SET TASK
Output the entries below exactly as written, omitting pictures.

Entries taken from a collection:

__________________________________________________

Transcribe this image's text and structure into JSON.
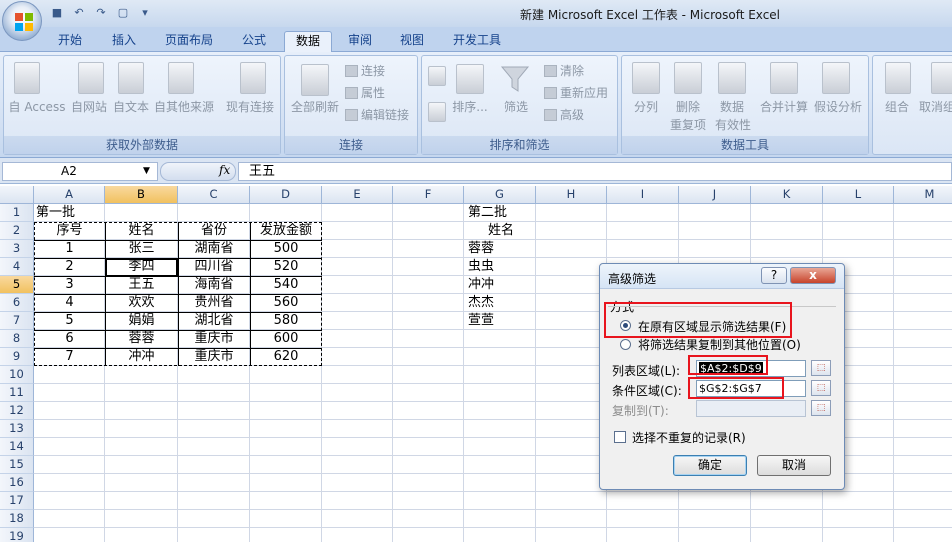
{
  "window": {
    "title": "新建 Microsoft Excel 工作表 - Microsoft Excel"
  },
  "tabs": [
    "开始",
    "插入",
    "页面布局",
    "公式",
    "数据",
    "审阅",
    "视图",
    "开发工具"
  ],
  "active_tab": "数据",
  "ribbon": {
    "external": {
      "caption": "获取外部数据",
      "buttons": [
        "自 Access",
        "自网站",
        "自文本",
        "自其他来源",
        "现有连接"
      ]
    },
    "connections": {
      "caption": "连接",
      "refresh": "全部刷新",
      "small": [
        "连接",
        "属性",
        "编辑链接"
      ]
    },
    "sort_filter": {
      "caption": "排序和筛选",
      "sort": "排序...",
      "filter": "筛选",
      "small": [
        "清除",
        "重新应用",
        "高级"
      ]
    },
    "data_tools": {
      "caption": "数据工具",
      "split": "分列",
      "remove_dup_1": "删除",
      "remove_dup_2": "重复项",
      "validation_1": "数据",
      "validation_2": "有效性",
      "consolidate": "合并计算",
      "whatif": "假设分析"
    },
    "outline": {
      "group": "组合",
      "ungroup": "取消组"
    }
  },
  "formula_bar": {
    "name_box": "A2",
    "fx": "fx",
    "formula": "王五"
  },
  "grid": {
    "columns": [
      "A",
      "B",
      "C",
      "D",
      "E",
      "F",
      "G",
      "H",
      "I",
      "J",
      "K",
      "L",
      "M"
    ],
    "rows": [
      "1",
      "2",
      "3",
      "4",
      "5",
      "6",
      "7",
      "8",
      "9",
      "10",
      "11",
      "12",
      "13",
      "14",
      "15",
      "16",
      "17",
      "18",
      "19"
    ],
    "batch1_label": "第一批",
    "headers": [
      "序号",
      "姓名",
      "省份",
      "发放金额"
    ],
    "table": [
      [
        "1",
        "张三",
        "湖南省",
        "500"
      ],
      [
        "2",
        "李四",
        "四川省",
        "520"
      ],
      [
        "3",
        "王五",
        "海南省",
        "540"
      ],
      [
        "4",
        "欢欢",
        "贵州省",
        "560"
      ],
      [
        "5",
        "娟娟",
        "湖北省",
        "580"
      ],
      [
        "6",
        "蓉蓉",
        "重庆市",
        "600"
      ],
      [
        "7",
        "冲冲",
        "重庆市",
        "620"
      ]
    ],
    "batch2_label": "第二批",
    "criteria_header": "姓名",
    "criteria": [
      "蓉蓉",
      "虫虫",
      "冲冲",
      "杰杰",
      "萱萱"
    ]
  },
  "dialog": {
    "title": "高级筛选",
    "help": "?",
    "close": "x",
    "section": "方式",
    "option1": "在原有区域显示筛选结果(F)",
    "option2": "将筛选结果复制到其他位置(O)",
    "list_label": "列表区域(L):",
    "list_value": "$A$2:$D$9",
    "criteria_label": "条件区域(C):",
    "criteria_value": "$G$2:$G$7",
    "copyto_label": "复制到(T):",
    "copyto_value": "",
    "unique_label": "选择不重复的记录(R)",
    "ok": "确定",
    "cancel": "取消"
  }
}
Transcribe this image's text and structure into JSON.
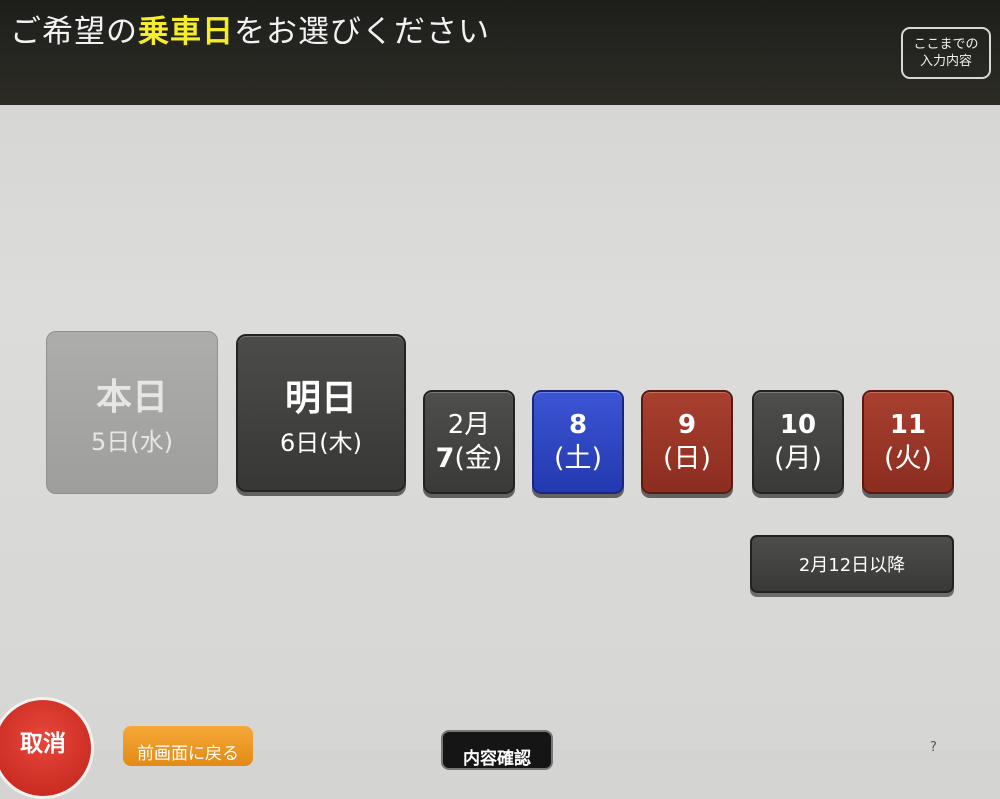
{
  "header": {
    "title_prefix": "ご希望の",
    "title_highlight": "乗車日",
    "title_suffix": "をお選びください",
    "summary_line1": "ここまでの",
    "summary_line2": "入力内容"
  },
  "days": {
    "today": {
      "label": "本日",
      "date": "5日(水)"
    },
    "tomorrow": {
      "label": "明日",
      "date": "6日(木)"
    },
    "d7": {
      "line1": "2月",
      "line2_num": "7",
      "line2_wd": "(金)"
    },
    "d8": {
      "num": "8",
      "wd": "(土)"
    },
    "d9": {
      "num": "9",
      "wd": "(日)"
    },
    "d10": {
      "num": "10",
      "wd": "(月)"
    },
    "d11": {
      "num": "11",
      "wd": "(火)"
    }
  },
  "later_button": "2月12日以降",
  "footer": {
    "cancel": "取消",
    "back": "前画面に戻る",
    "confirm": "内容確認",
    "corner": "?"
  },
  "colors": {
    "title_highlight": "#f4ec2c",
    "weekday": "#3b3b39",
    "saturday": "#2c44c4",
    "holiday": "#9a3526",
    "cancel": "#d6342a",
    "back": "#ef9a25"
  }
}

__________________________________________________

RESULT BELOW
Transcribe this image's text and structure into JSON.
{
  "window": {
    "title": "新建 Microsoft Excel 工作表 - Microsoft Excel"
  },
  "tabs": [
    "开始",
    "插入",
    "页面布局",
    "公式",
    "数据",
    "审阅",
    "视图",
    "开发工具"
  ],
  "active_tab": "数据",
  "ribbon": {
    "external": {
      "caption": "获取外部数据",
      "buttons": [
        "自 Access",
        "自网站",
        "自文本",
        "自其他来源",
        "现有连接"
      ]
    },
    "connections": {
      "caption": "连接",
      "refresh": "全部刷新",
      "small": [
        "连接",
        "属性",
        "编辑链接"
      ]
    },
    "sort_filter": {
      "caption": "排序和筛选",
      "sort": "排序...",
      "filter": "筛选",
      "small": [
        "清除",
        "重新应用",
        "高级"
      ]
    },
    "data_tools": {
      "caption": "数据工具",
      "split": "分列",
      "remove_dup_1": "删除",
      "remove_dup_2": "重复项",
      "validation_1": "数据",
      "validation_2": "有效性",
      "consolidate": "合并计算",
      "whatif": "假设分析"
    },
    "outline": {
      "group": "组合",
      "ungroup": "取消组"
    }
  },
  "formula_bar": {
    "name_box": "A2",
    "fx": "fx",
    "formula": "王五"
  },
  "grid": {
    "columns": [
      "A",
      "B",
      "C",
      "D",
      "E",
      "F",
      "G",
      "H",
      "I",
      "J",
      "K",
      "L",
      "M"
    ],
    "rows": [
      "1",
      "2",
      "3",
      "4",
      "5",
      "6",
      "7",
      "8",
      "9",
      "10",
      "11",
      "12",
      "13",
      "14",
      "15",
      "16",
      "17",
      "18",
      "19"
    ],
    "batch1_label": "第一批",
    "headers": [
      "序号",
      "姓名",
      "省份",
      "发放金额"
    ],
    "table": [
      [
        "1",
        "张三",
        "湖南省",
        "500"
      ],
      [
        "2",
        "李四",
        "四川省",
        "520"
      ],
      [
        "3",
        "王五",
        "海南省",
        "540"
      ],
      [
        "4",
        "欢欢",
        "贵州省",
        "560"
      ],
      [
        "5",
        "娟娟",
        "湖北省",
        "580"
      ],
      [
        "6",
        "蓉蓉",
        "重庆市",
        "600"
      ],
      [
        "7",
        "冲冲",
        "重庆市",
        "620"
      ]
    ],
    "batch2_label": "第二批",
    "criteria_header": "姓名",
    "criteria": [
      "蓉蓉",
      "虫虫",
      "冲冲",
      "杰杰",
      "萱萱"
    ]
  },
  "dialog": {
    "title": "高级筛选",
    "help": "?",
    "close": "x",
    "section": "方式",
    "option1": "在原有区域显示筛选结果(F)",
    "option2": "将筛选结果复制到其他位置(O)",
    "list_label": "列表区域(L):",
    "list_value": "$A$2:$D$9",
    "criteria_label": "条件区域(C):",
    "criteria_value": "$G$2:$G$7",
    "copyto_label": "复制到(T):",
    "copyto_value": "",
    "unique_label": "选择不重复的记录(R)",
    "ok": "确定",
    "cancel": "取消"
  }
}
Transcribe this image's text and structure into JSON.
{
  "header": {
    "title_prefix": "ご希望の",
    "title_highlight": "乗車日",
    "title_suffix": "をお選びください",
    "summary_line1": "ここまでの",
    "summary_line2": "入力内容"
  },
  "days": {
    "today": {
      "label": "本日",
      "date": "5日(水)"
    },
    "tomorrow": {
      "label": "明日",
      "date": "6日(木)"
    },
    "d7": {
      "line1": "2月",
      "line2_num": "7",
      "line2_wd": "(金)"
    },
    "d8": {
      "num": "8",
      "wd": "(土)"
    },
    "d9": {
      "num": "9",
      "wd": "(日)"
    },
    "d10": {
      "num": "10",
      "wd": "(月)"
    },
    "d11": {
      "num": "11",
      "wd": "(火)"
    }
  },
  "later_button": "2月12日以降",
  "footer": {
    "cancel": "取消",
    "back": "前画面に戻る",
    "confirm": "内容確認",
    "corner": "?"
  },
  "colors": {
    "title_highlight": "#f4ec2c",
    "weekday": "#3b3b39",
    "saturday": "#2c44c4",
    "holiday": "#9a3526",
    "cancel": "#d6342a",
    "back": "#ef9a25"
  }
}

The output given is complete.